[START]

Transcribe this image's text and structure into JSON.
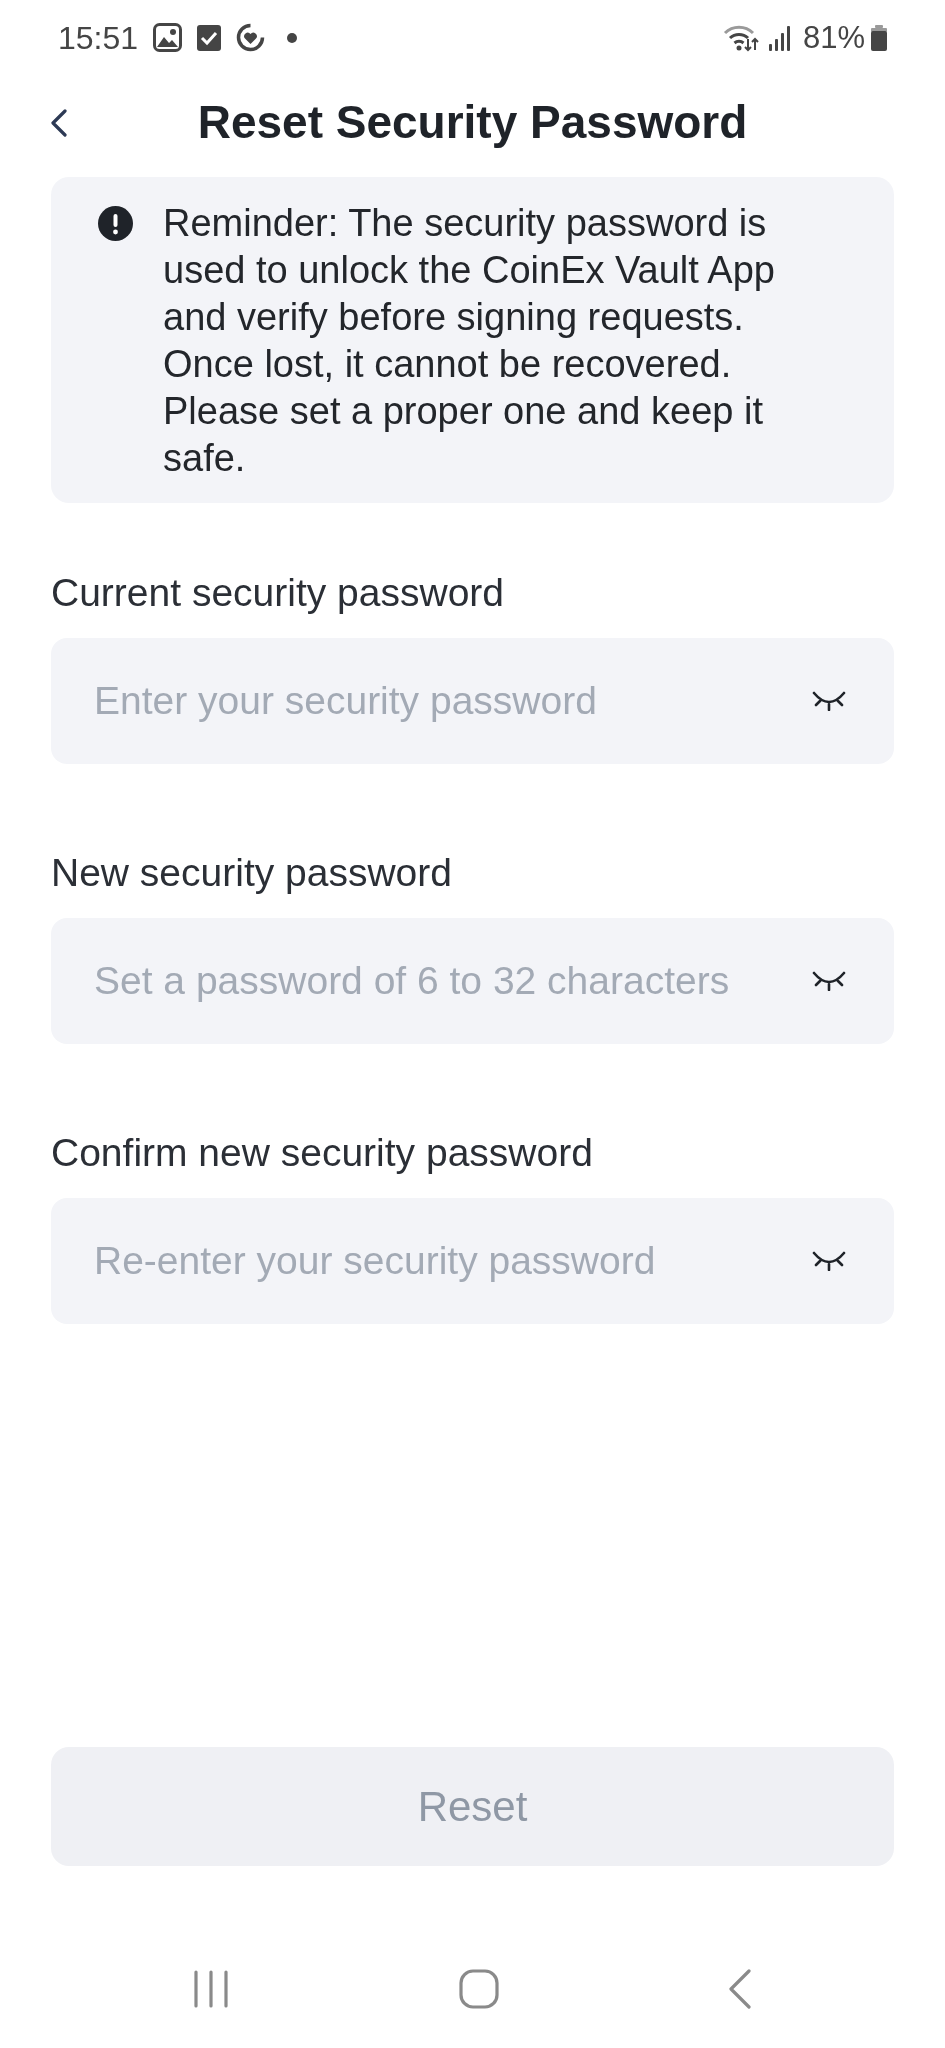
{
  "status_bar": {
    "time": "15:51",
    "battery": "81%"
  },
  "header": {
    "title": "Reset Security Password"
  },
  "reminder": {
    "text": "Reminder: The security password is used to unlock the CoinEx Vault App and verify before signing requests. Once lost, it cannot be recovered. Please set a proper one and keep it safe."
  },
  "fields": [
    {
      "label": "Current security password",
      "placeholder": "Enter your security password",
      "revealed": false
    },
    {
      "label": "New security password",
      "placeholder": "Set a password of 6 to 32 characters",
      "revealed": false
    },
    {
      "label": "Confirm new security password",
      "placeholder": "Re-enter your security password",
      "revealed": false
    }
  ],
  "reset_button": {
    "label": "Reset",
    "disabled": true
  }
}
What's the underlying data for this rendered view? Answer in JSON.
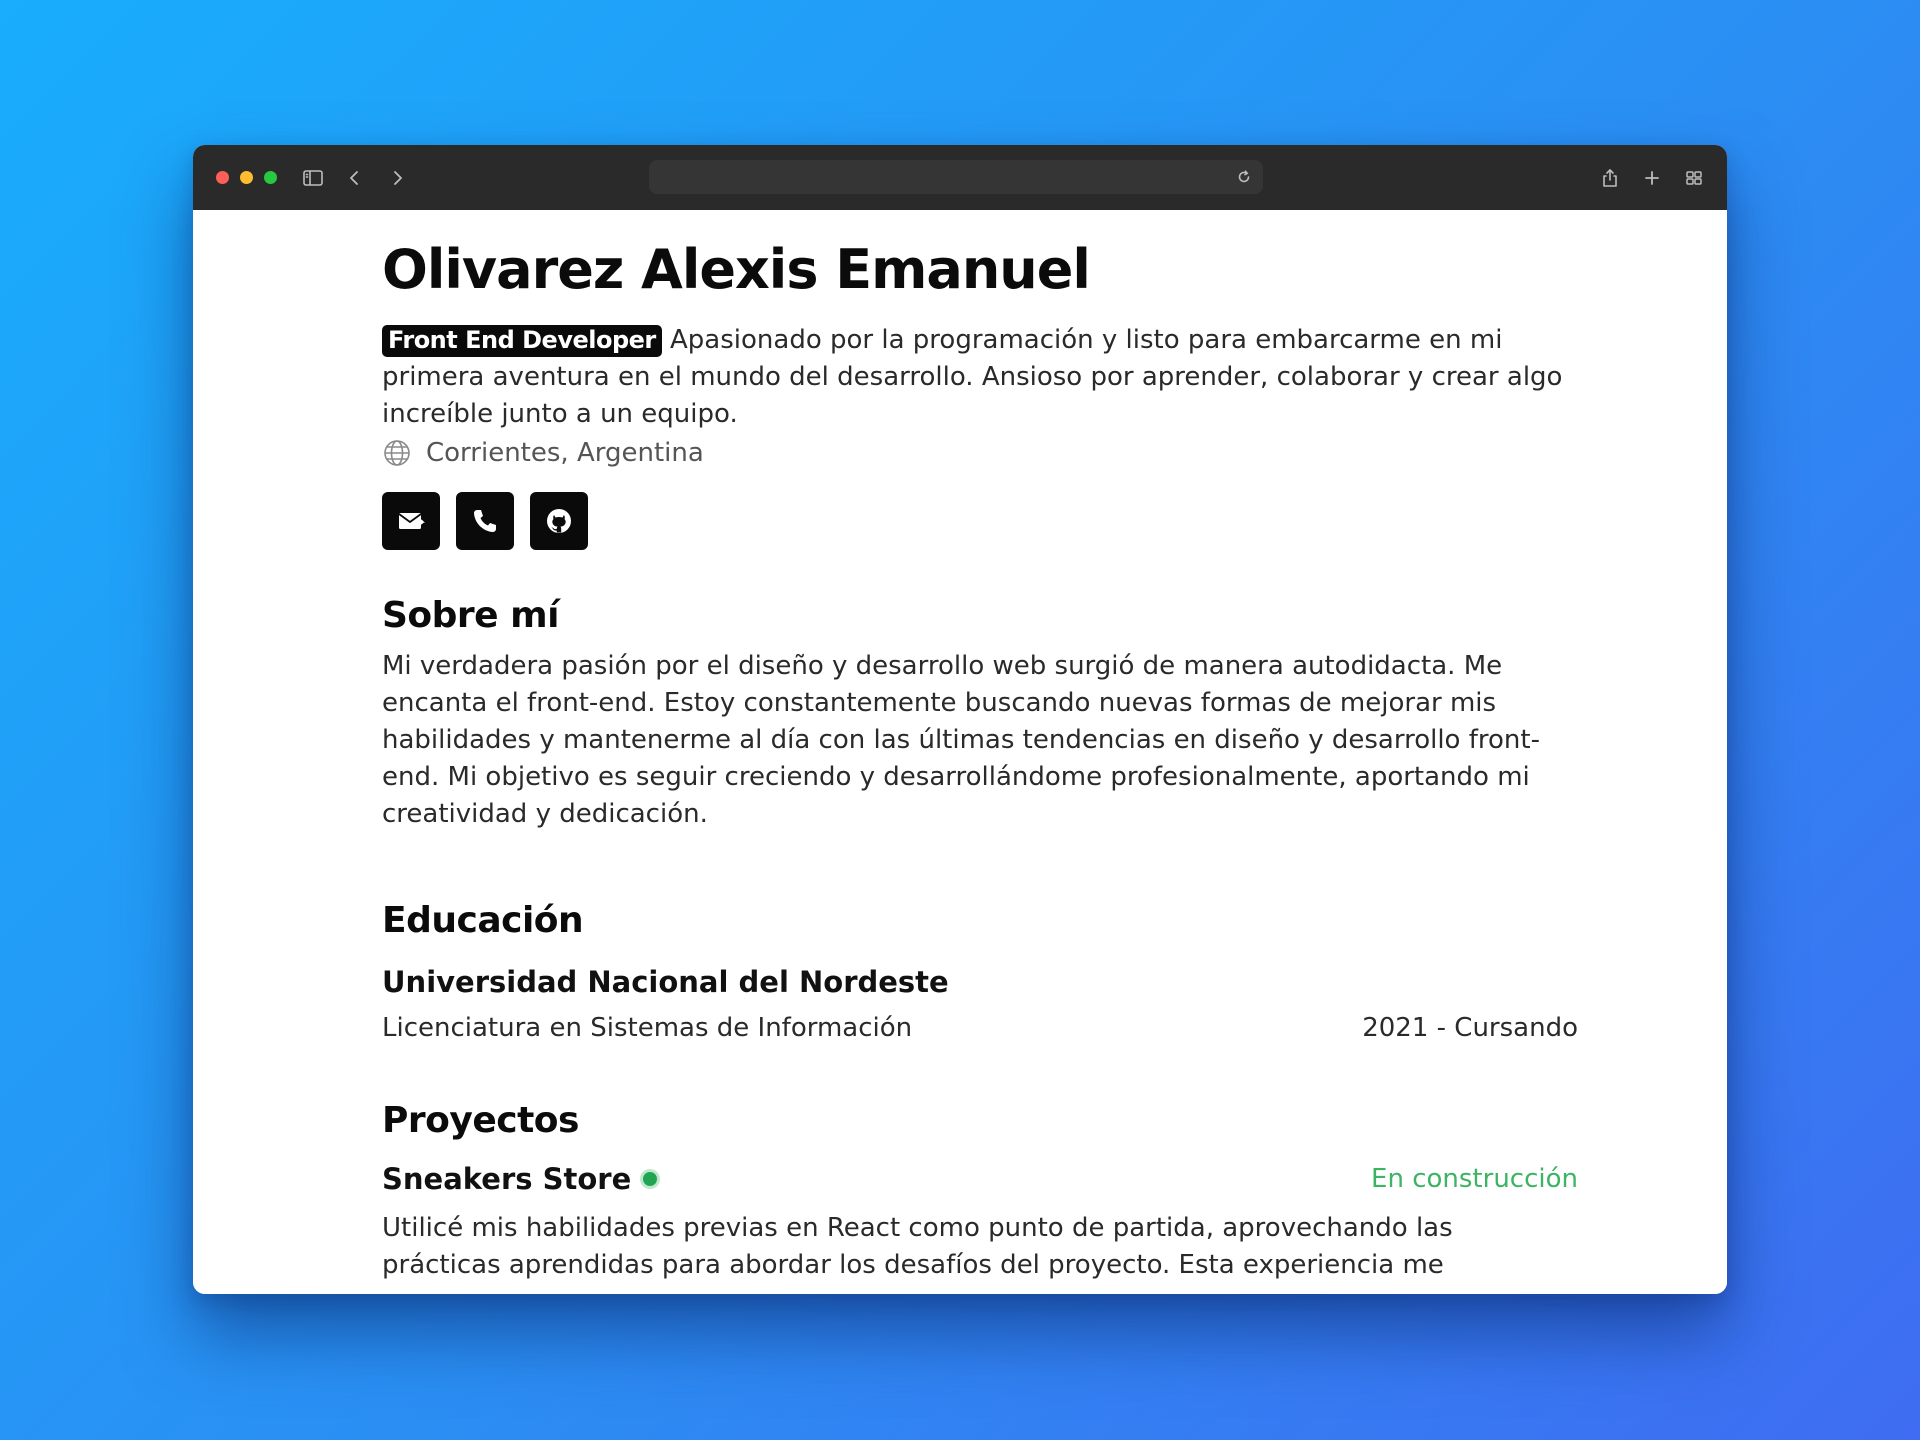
{
  "browser": {
    "icons": {
      "sidebar": "sidebar-icon",
      "back": "chevron-left-icon",
      "forward": "chevron-right-icon",
      "reload": "reload-icon",
      "share": "share-icon",
      "new_tab": "plus-icon",
      "tabs": "tab-overview-icon"
    },
    "colors": {
      "toolbar": "#2b2a2a",
      "close": "#fe5f57",
      "minimize": "#febc2e",
      "zoom": "#28c840"
    }
  },
  "profile": {
    "name": "Olivarez Alexis Emanuel",
    "role_badge": "Front End Developer",
    "intro": "Apasionado por la programación y listo para embarcarme en mi primera aventura en el mundo del desarrollo. Ansioso por aprender, colaborar y crear algo increíble junto a un equipo.",
    "location": "Corrientes, Argentina",
    "location_icon": "globe-icon",
    "socials": [
      {
        "name": "email",
        "icon": "mail-icon"
      },
      {
        "name": "phone",
        "icon": "phone-icon"
      },
      {
        "name": "github",
        "icon": "github-icon"
      }
    ]
  },
  "about": {
    "title": "Sobre mí",
    "text": "Mi verdadera pasión por el diseño y desarrollo web surgió de manera autodidacta. Me encanta el front-end. Estoy constantemente buscando nuevas formas de mejorar mis habilidades y mantenerme al día con las últimas tendencias en diseño y desarrollo front-end. Mi objetivo es seguir creciendo y desarrollándome profesionalmente, aportando mi creatividad y dedicación."
  },
  "education": {
    "title": "Educación",
    "items": [
      {
        "institution": "Universidad Nacional del Nordeste",
        "degree": "Licenciatura en Sistemas de Información",
        "period": "2021 - Cursando"
      }
    ]
  },
  "projects": {
    "title": "Proyectos",
    "items": [
      {
        "name": "Sneakers Store",
        "status": "En construcción",
        "status_color": "#3cb464",
        "description": "Utilicé mis habilidades previas en React como punto de partida, aprovechando las prácticas aprendidas para abordar los desafíos del proyecto. Esta experiencia me"
      }
    ]
  }
}
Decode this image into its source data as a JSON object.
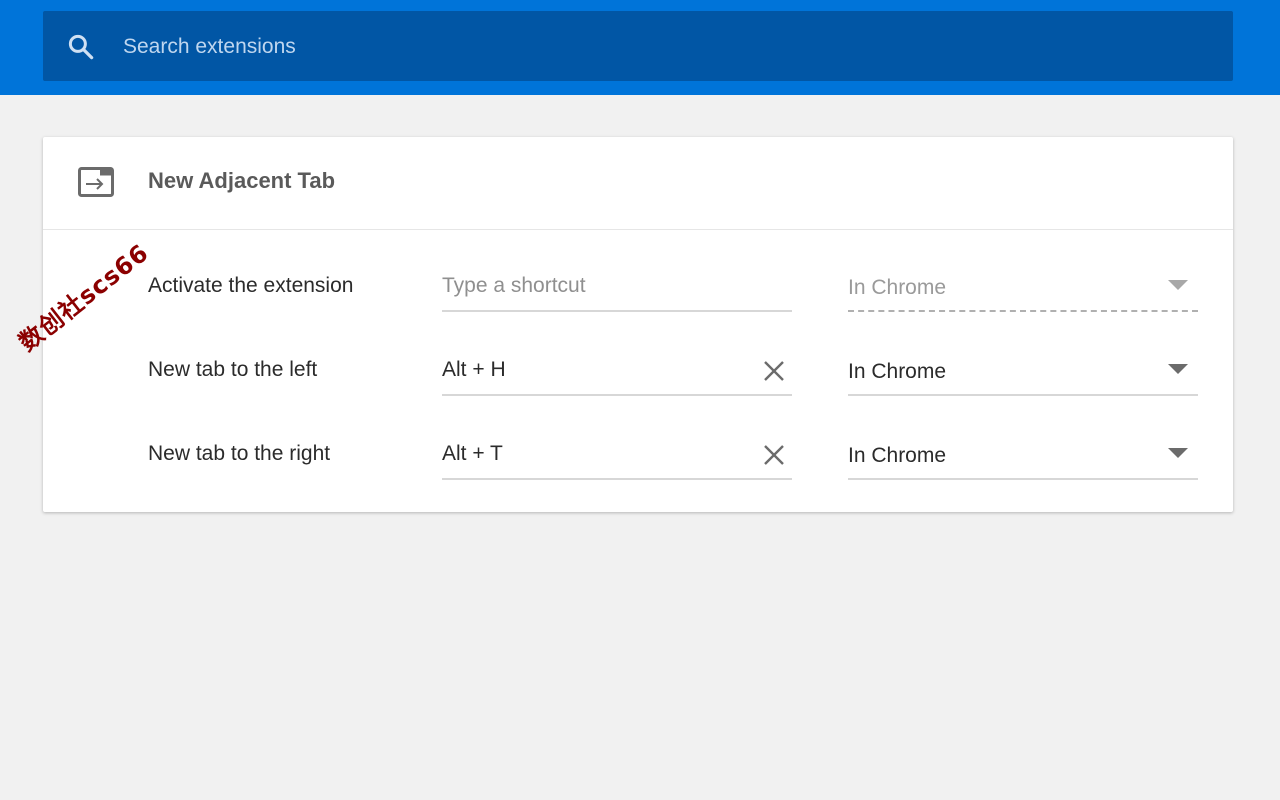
{
  "search": {
    "placeholder": "Search extensions",
    "icon": "search-icon"
  },
  "extension": {
    "title": "New Adjacent Tab",
    "icon": "open-in-new-tab-icon"
  },
  "shortcuts": [
    {
      "label": "Activate the extension",
      "shortcut_value": "",
      "shortcut_placeholder": "Type a shortcut",
      "scope": "In Chrome",
      "scope_disabled": true
    },
    {
      "label": "New tab to the left",
      "shortcut_value": "Alt + H",
      "scope": "In Chrome",
      "scope_disabled": false
    },
    {
      "label": "New tab to the right",
      "shortcut_value": "Alt + T",
      "scope": "In Chrome",
      "scope_disabled": false
    }
  ],
  "watermark": "数创社scs66",
  "colors": {
    "toolbar": "#0074d9",
    "searchbox": "#0156a5",
    "background": "#f1f1f1",
    "card": "#ffffff",
    "watermark": "#8b0000"
  }
}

[END]

• **WHAT IS NEEDED**: Extract the full listing above verbatim; pictures are to be left out of the copy.

• **SOLUTION TO THIS TASK**:
Transcribe this image's text and structure into JSON.
{
  "status_bar": {
    "time": "15:51",
    "battery": "81%"
  },
  "header": {
    "title": "Reset Security Password"
  },
  "reminder": {
    "text": "Reminder: The security password is used to unlock the CoinEx Vault App and verify before signing requests. Once lost, it cannot be recovered. Please set a proper one and keep it safe."
  },
  "fields": [
    {
      "label": "Current security password",
      "placeholder": "Enter your security password",
      "revealed": false
    },
    {
      "label": "New security password",
      "placeholder": "Set a password of 6 to 32 characters",
      "revealed": false
    },
    {
      "label": "Confirm new security password",
      "placeholder": "Re-enter your security password",
      "revealed": false
    }
  ],
  "reset_button": {
    "label": "Reset",
    "disabled": true
  }
}
What's the underlying data for this rendered view? Answer in JSON.
{
  "browser": {
    "icons": {
      "sidebar": "sidebar-icon",
      "back": "chevron-left-icon",
      "forward": "chevron-right-icon",
      "reload": "reload-icon",
      "share": "share-icon",
      "new_tab": "plus-icon",
      "tabs": "tab-overview-icon"
    },
    "colors": {
      "toolbar": "#2b2a2a",
      "close": "#fe5f57",
      "minimize": "#febc2e",
      "zoom": "#28c840"
    }
  },
  "profile": {
    "name": "Olivarez Alexis Emanuel",
    "role_badge": "Front End Developer",
    "intro": "Apasionado por la programación y listo para embarcarme en mi primera aventura en el mundo del desarrollo. Ansioso por aprender, colaborar y crear algo increíble junto a un equipo.",
    "location": "Corrientes, Argentina",
    "location_icon": "globe-icon",
    "socials": [
      {
        "name": "email",
        "icon": "mail-icon"
      },
      {
        "name": "phone",
        "icon": "phone-icon"
      },
      {
        "name": "github",
        "icon": "github-icon"
      }
    ]
  },
  "about": {
    "title": "Sobre mí",
    "text": "Mi verdadera pasión por el diseño y desarrollo web surgió de manera autodidacta. Me encanta el front-end. Estoy constantemente buscando nuevas formas de mejorar mis habilidades y mantenerme al día con las últimas tendencias en diseño y desarrollo front-end. Mi objetivo es seguir creciendo y desarrollándome profesionalmente, aportando mi creatividad y dedicación."
  },
  "education": {
    "title": "Educación",
    "items": [
      {
        "institution": "Universidad Nacional del Nordeste",
        "degree": "Licenciatura en Sistemas de Información",
        "period": "2021 - Cursando"
      }
    ]
  },
  "projects": {
    "title": "Proyectos",
    "items": [
      {
        "name": "Sneakers Store",
        "status": "En construcción",
        "status_color": "#3cb464",
        "description": "Utilicé mis habilidades previas en React como punto de partida, aprovechando las prácticas aprendidas para abordar los desafíos del proyecto. Esta experiencia me"
      }
    ]
  }
}
Decode this image into its source data as a JSON object.
{
  "search": {
    "placeholder": "Search extensions",
    "icon": "search-icon"
  },
  "extension": {
    "title": "New Adjacent Tab",
    "icon": "open-in-new-tab-icon"
  },
  "shortcuts": [
    {
      "label": "Activate the extension",
      "shortcut_value": "",
      "shortcut_placeholder": "Type a shortcut",
      "scope": "In Chrome",
      "scope_disabled": true
    },
    {
      "label": "New tab to the left",
      "shortcut_value": "Alt + H",
      "scope": "In Chrome",
      "scope_disabled": false
    },
    {
      "label": "New tab to the right",
      "shortcut_value": "Alt + T",
      "scope": "In Chrome",
      "scope_disabled": false
    }
  ],
  "watermark": "数创社scs66",
  "colors": {
    "toolbar": "#0074d9",
    "searchbox": "#0156a5",
    "background": "#f1f1f1",
    "card": "#ffffff",
    "watermark": "#8b0000"
  }
}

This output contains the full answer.